Stored data
-----

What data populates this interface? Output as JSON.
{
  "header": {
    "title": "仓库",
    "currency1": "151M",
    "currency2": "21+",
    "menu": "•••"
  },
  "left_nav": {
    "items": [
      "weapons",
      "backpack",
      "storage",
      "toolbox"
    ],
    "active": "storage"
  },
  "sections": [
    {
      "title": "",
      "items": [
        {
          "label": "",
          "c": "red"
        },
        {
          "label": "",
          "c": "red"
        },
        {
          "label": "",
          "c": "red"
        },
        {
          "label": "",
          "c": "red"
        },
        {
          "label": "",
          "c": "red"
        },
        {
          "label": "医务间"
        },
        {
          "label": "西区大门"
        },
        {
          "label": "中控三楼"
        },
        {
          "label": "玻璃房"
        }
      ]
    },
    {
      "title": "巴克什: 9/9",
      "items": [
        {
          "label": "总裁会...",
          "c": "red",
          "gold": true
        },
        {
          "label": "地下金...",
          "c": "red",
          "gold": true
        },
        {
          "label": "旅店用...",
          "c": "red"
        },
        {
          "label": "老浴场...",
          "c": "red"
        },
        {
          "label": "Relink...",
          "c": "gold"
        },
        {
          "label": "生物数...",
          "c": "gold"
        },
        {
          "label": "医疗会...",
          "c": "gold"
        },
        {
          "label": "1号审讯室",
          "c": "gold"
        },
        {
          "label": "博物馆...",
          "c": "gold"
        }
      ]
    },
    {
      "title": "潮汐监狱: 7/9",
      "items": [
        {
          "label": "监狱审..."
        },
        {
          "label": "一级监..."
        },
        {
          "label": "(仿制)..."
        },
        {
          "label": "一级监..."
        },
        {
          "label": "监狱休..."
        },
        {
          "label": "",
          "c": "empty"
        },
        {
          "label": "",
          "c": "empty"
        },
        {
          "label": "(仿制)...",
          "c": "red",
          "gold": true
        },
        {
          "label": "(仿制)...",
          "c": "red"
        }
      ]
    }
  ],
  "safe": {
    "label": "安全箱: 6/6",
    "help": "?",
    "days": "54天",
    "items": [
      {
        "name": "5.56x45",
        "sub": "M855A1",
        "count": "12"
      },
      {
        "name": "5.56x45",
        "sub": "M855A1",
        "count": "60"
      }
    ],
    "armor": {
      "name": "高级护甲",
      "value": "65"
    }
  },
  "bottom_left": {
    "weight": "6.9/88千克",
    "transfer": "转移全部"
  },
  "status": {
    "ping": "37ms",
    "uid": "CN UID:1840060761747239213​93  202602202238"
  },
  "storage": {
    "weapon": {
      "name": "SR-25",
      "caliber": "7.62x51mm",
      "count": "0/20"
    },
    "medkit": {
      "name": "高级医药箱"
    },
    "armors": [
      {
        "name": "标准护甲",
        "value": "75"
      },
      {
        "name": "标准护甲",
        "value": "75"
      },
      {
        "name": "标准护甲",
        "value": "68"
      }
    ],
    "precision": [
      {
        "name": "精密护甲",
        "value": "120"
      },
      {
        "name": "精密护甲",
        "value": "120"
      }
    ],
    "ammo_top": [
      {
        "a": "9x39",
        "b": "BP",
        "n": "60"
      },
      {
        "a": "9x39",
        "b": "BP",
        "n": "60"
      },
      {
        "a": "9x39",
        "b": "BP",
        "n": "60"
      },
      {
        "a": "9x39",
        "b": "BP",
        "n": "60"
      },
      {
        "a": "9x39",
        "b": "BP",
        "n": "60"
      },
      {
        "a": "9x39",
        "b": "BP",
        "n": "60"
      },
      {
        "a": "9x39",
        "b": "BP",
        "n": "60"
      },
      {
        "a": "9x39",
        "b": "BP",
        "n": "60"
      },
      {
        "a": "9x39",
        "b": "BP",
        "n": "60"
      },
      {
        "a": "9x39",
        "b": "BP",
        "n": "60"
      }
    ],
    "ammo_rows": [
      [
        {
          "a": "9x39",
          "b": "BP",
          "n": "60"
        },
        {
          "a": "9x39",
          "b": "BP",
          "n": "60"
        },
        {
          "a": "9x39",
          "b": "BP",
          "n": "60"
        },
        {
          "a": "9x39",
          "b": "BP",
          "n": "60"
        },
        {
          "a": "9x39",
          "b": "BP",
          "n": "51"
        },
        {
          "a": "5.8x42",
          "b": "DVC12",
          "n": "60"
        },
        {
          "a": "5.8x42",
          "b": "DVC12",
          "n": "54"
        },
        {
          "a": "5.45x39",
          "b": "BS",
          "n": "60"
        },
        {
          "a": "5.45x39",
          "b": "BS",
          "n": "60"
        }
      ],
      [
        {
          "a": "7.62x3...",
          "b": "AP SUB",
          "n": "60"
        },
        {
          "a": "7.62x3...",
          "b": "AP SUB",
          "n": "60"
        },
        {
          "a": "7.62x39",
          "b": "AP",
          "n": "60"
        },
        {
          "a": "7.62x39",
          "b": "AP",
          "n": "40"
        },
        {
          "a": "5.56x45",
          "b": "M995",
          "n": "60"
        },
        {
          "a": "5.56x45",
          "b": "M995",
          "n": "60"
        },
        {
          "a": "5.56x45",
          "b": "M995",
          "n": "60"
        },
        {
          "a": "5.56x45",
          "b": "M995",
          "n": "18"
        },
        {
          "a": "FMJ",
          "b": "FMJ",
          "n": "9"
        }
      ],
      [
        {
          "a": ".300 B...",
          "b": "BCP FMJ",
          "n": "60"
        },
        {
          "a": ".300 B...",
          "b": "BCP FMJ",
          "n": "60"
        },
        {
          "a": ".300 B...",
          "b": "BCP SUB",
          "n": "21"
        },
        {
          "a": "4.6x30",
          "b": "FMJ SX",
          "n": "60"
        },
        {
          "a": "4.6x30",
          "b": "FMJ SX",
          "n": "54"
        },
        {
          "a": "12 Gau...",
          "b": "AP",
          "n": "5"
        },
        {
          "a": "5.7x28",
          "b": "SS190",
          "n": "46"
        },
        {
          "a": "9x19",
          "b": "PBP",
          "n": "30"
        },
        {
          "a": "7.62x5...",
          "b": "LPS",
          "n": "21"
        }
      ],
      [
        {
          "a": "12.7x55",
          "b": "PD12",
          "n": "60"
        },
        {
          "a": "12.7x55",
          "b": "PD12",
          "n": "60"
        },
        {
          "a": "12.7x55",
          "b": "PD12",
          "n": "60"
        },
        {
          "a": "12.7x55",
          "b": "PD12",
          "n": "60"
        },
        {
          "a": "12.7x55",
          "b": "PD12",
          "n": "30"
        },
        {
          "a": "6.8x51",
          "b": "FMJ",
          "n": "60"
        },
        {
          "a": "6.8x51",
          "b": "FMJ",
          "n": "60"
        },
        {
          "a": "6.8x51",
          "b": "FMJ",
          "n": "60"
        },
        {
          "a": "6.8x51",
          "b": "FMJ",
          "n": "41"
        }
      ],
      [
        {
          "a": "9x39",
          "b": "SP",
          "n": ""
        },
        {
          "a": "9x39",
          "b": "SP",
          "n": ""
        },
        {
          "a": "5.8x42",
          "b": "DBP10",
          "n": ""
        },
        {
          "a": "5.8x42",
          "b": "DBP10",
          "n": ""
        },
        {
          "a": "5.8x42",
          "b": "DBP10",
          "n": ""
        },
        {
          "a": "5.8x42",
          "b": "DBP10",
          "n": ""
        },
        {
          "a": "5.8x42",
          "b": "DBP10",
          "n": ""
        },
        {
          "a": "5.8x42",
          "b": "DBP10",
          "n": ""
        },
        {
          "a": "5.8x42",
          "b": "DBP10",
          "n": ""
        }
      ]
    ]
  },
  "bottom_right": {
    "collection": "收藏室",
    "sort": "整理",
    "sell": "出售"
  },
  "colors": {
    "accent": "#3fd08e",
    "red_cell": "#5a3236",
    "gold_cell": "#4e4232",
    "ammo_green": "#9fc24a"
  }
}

-----

● **PROBLEM TO SOLVE**:
Your task is to quote the listing above word for word.

● **FINISHED EXERCISE**:
What data populates this interface? Output as JSON.
{
  "header": {
    "title": "仓库",
    "currency1": "151M",
    "currency2": "21+",
    "menu": "•••"
  },
  "left_nav": {
    "items": [
      "weapons",
      "backpack",
      "storage",
      "toolbox"
    ],
    "active": "storage"
  },
  "sections": [
    {
      "title": "",
      "items": [
        {
          "label": "",
          "c": "red"
        },
        {
          "label": "",
          "c": "red"
        },
        {
          "label": "",
          "c": "red"
        },
        {
          "label": "",
          "c": "red"
        },
        {
          "label": "",
          "c": "red"
        },
        {
          "label": "医务间"
        },
        {
          "label": "西区大门"
        },
        {
          "label": "中控三楼"
        },
        {
          "label": "玻璃房"
        }
      ]
    },
    {
      "title": "巴克什: 9/9",
      "items": [
        {
          "label": "总裁会...",
          "c": "red",
          "gold": true
        },
        {
          "label": "地下金...",
          "c": "red",
          "gold": true
        },
        {
          "label": "旅店用...",
          "c": "red"
        },
        {
          "label": "老浴场...",
          "c": "red"
        },
        {
          "label": "Relink...",
          "c": "gold"
        },
        {
          "label": "生物数...",
          "c": "gold"
        },
        {
          "label": "医疗会...",
          "c": "gold"
        },
        {
          "label": "1号审讯室",
          "c": "gold"
        },
        {
          "label": "博物馆...",
          "c": "gold"
        }
      ]
    },
    {
      "title": "潮汐监狱: 7/9",
      "items": [
        {
          "label": "监狱审..."
        },
        {
          "label": "一级监..."
        },
        {
          "label": "(仿制)..."
        },
        {
          "label": "一级监..."
        },
        {
          "label": "监狱休..."
        },
        {
          "label": "",
          "c": "empty"
        },
        {
          "label": "",
          "c": "empty"
        },
        {
          "label": "(仿制)...",
          "c": "red",
          "gold": true
        },
        {
          "label": "(仿制)...",
          "c": "red"
        }
      ]
    }
  ],
  "safe": {
    "label": "安全箱: 6/6",
    "help": "?",
    "days": "54天",
    "items": [
      {
        "name": "5.56x45",
        "sub": "M855A1",
        "count": "12"
      },
      {
        "name": "5.56x45",
        "sub": "M855A1",
        "count": "60"
      }
    ],
    "armor": {
      "name": "高级护甲",
      "value": "65"
    }
  },
  "bottom_left": {
    "weight": "6.9/88千克",
    "transfer": "转移全部"
  },
  "status": {
    "ping": "37ms",
    "uid": "CN UID:1840060761747239213​93  202602202238"
  },
  "storage": {
    "weapon": {
      "name": "SR-25",
      "caliber": "7.62x51mm",
      "count": "0/20"
    },
    "medkit": {
      "name": "高级医药箱"
    },
    "armors": [
      {
        "name": "标准护甲",
        "value": "75"
      },
      {
        "name": "标准护甲",
        "value": "75"
      },
      {
        "name": "标准护甲",
        "value": "68"
      }
    ],
    "precision": [
      {
        "name": "精密护甲",
        "value": "120"
      },
      {
        "name": "精密护甲",
        "value": "120"
      }
    ],
    "ammo_top": [
      {
        "a": "9x39",
        "b": "BP",
        "n": "60"
      },
      {
        "a": "9x39",
        "b": "BP",
        "n": "60"
      },
      {
        "a": "9x39",
        "b": "BP",
        "n": "60"
      },
      {
        "a": "9x39",
        "b": "BP",
        "n": "60"
      },
      {
        "a": "9x39",
        "b": "BP",
        "n": "60"
      },
      {
        "a": "9x39",
        "b": "BP",
        "n": "60"
      },
      {
        "a": "9x39",
        "b": "BP",
        "n": "60"
      },
      {
        "a": "9x39",
        "b": "BP",
        "n": "60"
      },
      {
        "a": "9x39",
        "b": "BP",
        "n": "60"
      },
      {
        "a": "9x39",
        "b": "BP",
        "n": "60"
      }
    ],
    "ammo_rows": [
      [
        {
          "a": "9x39",
          "b": "BP",
          "n": "60"
        },
        {
          "a": "9x39",
          "b": "BP",
          "n": "60"
        },
        {
          "a": "9x39",
          "b": "BP",
          "n": "60"
        },
        {
          "a": "9x39",
          "b": "BP",
          "n": "60"
        },
        {
          "a": "9x39",
          "b": "BP",
          "n": "51"
        },
        {
          "a": "5.8x42",
          "b": "DVC12",
          "n": "60"
        },
        {
          "a": "5.8x42",
          "b": "DVC12",
          "n": "54"
        },
        {
          "a": "5.45x39",
          "b": "BS",
          "n": "60"
        },
        {
          "a": "5.45x39",
          "b": "BS",
          "n": "60"
        }
      ],
      [
        {
          "a": "7.62x3...",
          "b": "AP SUB",
          "n": "60"
        },
        {
          "a": "7.62x3...",
          "b": "AP SUB",
          "n": "60"
        },
        {
          "a": "7.62x39",
          "b": "AP",
          "n": "60"
        },
        {
          "a": "7.62x39",
          "b": "AP",
          "n": "40"
        },
        {
          "a": "5.56x45",
          "b": "M995",
          "n": "60"
        },
        {
          "a": "5.56x45",
          "b": "M995",
          "n": "60"
        },
        {
          "a": "5.56x45",
          "b": "M995",
          "n": "60"
        },
        {
          "a": "5.56x45",
          "b": "M995",
          "n": "18"
        },
        {
          "a": "FMJ",
          "b": "FMJ",
          "n": "9"
        }
      ],
      [
        {
          "a": ".300 B...",
          "b": "BCP FMJ",
          "n": "60"
        },
        {
          "a": ".300 B...",
          "b": "BCP FMJ",
          "n": "60"
        },
        {
          "a": ".300 B...",
          "b": "BCP SUB",
          "n": "21"
        },
        {
          "a": "4.6x30",
          "b": "FMJ SX",
          "n": "60"
        },
        {
          "a": "4.6x30",
          "b": "FMJ SX",
          "n": "54"
        },
        {
          "a": "12 Gau...",
          "b": "AP",
          "n": "5"
        },
        {
          "a": "5.7x28",
          "b": "SS190",
          "n": "46"
        },
        {
          "a": "9x19",
          "b": "PBP",
          "n": "30"
        },
        {
          "a": "7.62x5...",
          "b": "LPS",
          "n": "21"
        }
      ],
      [
        {
          "a": "12.7x55",
          "b": "PD12",
          "n": "60"
        },
        {
          "a": "12.7x55",
          "b": "PD12",
          "n": "60"
        },
        {
          "a": "12.7x55",
          "b": "PD12",
          "n": "60"
        },
        {
          "a": "12.7x55",
          "b": "PD12",
          "n": "60"
        },
        {
          "a": "12.7x55",
          "b": "PD12",
          "n": "30"
        },
        {
          "a": "6.8x51",
          "b": "FMJ",
          "n": "60"
        },
        {
          "a": "6.8x51",
          "b": "FMJ",
          "n": "60"
        },
        {
          "a": "6.8x51",
          "b": "FMJ",
          "n": "60"
        },
        {
          "a": "6.8x51",
          "b": "FMJ",
          "n": "41"
        }
      ],
      [
        {
          "a": "9x39",
          "b": "SP",
          "n": ""
        },
        {
          "a": "9x39",
          "b": "SP",
          "n": ""
        },
        {
          "a": "5.8x42",
          "b": "DBP10",
          "n": ""
        },
        {
          "a": "5.8x42",
          "b": "DBP10",
          "n": ""
        },
        {
          "a": "5.8x42",
          "b": "DBP10",
          "n": ""
        },
        {
          "a": "5.8x42",
          "b": "DBP10",
          "n": ""
        },
        {
          "a": "5.8x42",
          "b": "DBP10",
          "n": ""
        },
        {
          "a": "5.8x42",
          "b": "DBP10",
          "n": ""
        },
        {
          "a": "5.8x42",
          "b": "DBP10",
          "n": ""
        }
      ]
    ]
  },
  "bottom_right": {
    "collection": "收藏室",
    "sort": "整理",
    "sell": "出售"
  },
  "colors": {
    "accent": "#3fd08e",
    "red_cell": "#5a3236",
    "gold_cell": "#4e4232",
    "ammo_green": "#9fc24a"
  }
}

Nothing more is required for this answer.